WHAT IS REQUIRED: Exactly how many lines have the word "account"? Answer with the bare number.

SUPPLIED DATA:
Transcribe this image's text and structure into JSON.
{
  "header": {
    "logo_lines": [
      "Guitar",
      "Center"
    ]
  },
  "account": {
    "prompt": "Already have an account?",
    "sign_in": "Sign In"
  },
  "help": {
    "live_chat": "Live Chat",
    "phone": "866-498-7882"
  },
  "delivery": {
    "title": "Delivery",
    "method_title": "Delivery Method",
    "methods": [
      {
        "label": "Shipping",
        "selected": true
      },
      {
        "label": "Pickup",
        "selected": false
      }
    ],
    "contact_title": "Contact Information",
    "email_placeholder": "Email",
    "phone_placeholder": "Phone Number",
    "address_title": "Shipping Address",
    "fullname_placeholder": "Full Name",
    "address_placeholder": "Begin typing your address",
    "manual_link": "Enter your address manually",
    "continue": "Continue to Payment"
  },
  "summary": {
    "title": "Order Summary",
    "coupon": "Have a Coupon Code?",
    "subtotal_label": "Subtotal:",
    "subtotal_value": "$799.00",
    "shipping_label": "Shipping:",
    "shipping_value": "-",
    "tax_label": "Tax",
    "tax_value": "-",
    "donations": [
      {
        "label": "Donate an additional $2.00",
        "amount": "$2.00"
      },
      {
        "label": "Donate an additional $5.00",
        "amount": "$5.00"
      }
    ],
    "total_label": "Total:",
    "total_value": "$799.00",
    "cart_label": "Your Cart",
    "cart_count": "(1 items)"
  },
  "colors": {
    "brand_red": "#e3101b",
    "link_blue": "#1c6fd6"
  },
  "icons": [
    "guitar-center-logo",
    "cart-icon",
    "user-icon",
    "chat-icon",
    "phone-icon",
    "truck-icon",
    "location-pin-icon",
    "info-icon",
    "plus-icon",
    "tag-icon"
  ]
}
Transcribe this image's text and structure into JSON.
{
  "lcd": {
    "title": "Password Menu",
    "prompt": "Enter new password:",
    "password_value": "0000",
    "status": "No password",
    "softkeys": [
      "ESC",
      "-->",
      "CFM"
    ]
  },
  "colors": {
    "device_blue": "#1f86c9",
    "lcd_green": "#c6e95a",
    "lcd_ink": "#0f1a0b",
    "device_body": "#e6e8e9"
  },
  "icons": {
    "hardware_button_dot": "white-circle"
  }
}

REPLY: 2